[PROBLEM DESCRIPTION] Transcribe the listing in full, excluding any pictures.

Dataset entries:

+--

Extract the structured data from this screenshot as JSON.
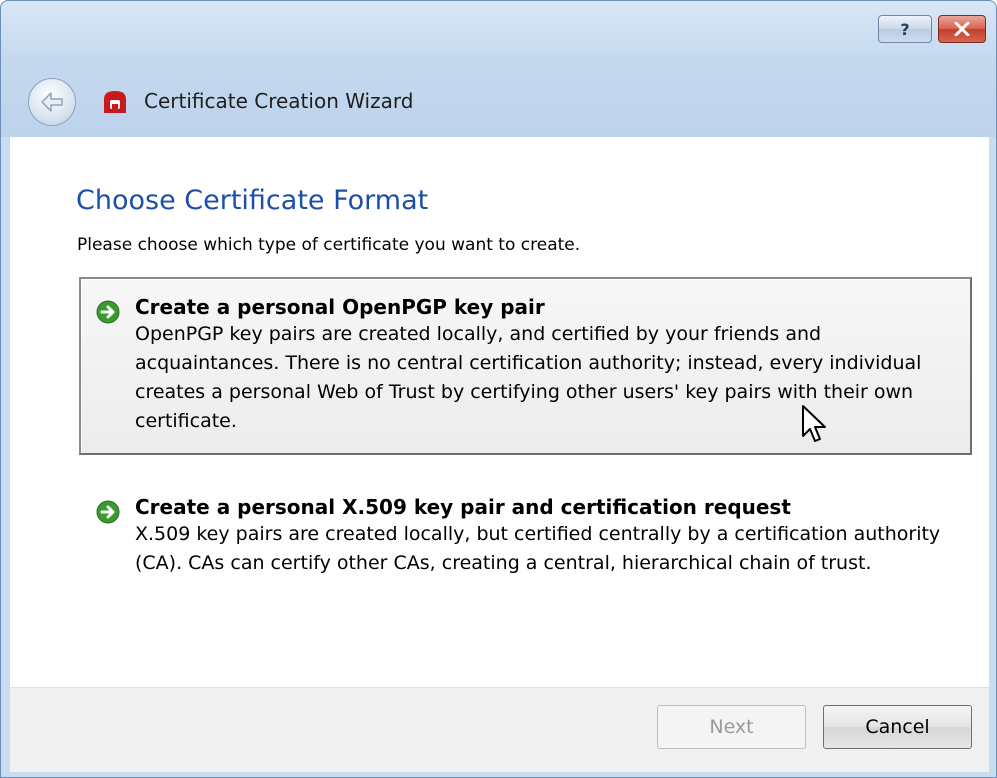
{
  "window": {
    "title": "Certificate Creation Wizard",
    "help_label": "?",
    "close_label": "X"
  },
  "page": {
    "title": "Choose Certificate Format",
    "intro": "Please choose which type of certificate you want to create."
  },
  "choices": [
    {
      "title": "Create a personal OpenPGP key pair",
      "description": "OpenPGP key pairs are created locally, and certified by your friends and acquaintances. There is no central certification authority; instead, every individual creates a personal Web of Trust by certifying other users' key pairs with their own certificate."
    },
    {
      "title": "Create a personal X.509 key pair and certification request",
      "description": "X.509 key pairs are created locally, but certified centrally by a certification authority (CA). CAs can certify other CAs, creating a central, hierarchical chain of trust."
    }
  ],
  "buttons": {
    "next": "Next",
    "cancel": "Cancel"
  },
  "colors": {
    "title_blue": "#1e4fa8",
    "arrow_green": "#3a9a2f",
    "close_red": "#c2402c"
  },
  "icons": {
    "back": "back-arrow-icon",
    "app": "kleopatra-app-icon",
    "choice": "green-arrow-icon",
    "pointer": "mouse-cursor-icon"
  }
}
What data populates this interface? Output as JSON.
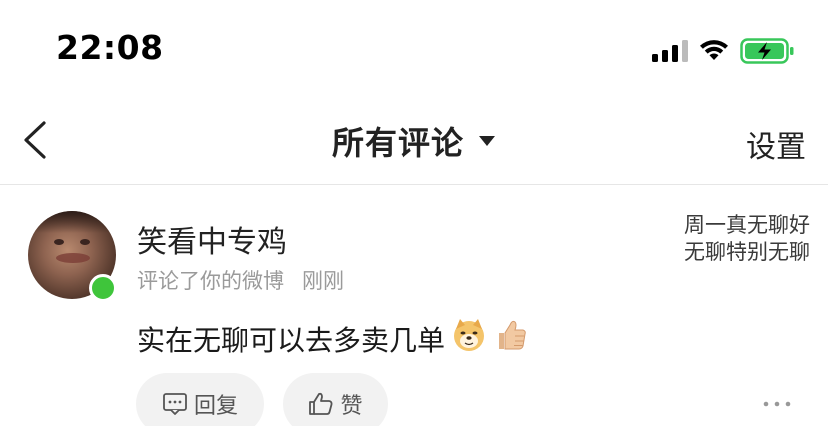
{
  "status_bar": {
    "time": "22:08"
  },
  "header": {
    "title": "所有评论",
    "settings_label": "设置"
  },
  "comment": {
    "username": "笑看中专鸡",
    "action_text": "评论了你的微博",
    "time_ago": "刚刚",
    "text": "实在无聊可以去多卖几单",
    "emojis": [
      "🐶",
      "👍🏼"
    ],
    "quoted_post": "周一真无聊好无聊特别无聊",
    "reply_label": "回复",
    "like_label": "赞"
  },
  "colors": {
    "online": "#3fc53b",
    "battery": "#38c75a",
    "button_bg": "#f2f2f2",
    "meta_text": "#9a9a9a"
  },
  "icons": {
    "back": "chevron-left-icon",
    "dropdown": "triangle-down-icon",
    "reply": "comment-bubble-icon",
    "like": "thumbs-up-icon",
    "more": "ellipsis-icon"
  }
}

+--

[SOLUTION FOR THIS EXERCISE]
Extract the structured data from this screenshot as JSON.
{
  "window": {
    "title": "Certificate Creation Wizard",
    "help_label": "?",
    "close_label": "X"
  },
  "page": {
    "title": "Choose Certificate Format",
    "intro": "Please choose which type of certificate you want to create."
  },
  "choices": [
    {
      "title": "Create a personal OpenPGP key pair",
      "description": "OpenPGP key pairs are created locally, and certified by your friends and acquaintances. There is no central certification authority; instead, every individual creates a personal Web of Trust by certifying other users' key pairs with their own certificate."
    },
    {
      "title": "Create a personal X.509 key pair and certification request",
      "description": "X.509 key pairs are created locally, but certified centrally by a certification authority (CA). CAs can certify other CAs, creating a central, hierarchical chain of trust."
    }
  ],
  "buttons": {
    "next": "Next",
    "cancel": "Cancel"
  },
  "colors": {
    "title_blue": "#1e4fa8",
    "arrow_green": "#3a9a2f",
    "close_red": "#c2402c"
  },
  "icons": {
    "back": "back-arrow-icon",
    "app": "kleopatra-app-icon",
    "choice": "green-arrow-icon",
    "pointer": "mouse-cursor-icon"
  }
}
What data populates this interface? Output as JSON.
{
  "status_bar": {
    "time": "22:08"
  },
  "header": {
    "title": "所有评论",
    "settings_label": "设置"
  },
  "comment": {
    "username": "笑看中专鸡",
    "action_text": "评论了你的微博",
    "time_ago": "刚刚",
    "text": "实在无聊可以去多卖几单",
    "emojis": [
      "🐶",
      "👍🏼"
    ],
    "quoted_post": "周一真无聊好无聊特别无聊",
    "reply_label": "回复",
    "like_label": "赞"
  },
  "colors": {
    "online": "#3fc53b",
    "battery": "#38c75a",
    "button_bg": "#f2f2f2",
    "meta_text": "#9a9a9a"
  },
  "icons": {
    "back": "chevron-left-icon",
    "dropdown": "triangle-down-icon",
    "reply": "comment-bubble-icon",
    "like": "thumbs-up-icon",
    "more": "ellipsis-icon"
  }
}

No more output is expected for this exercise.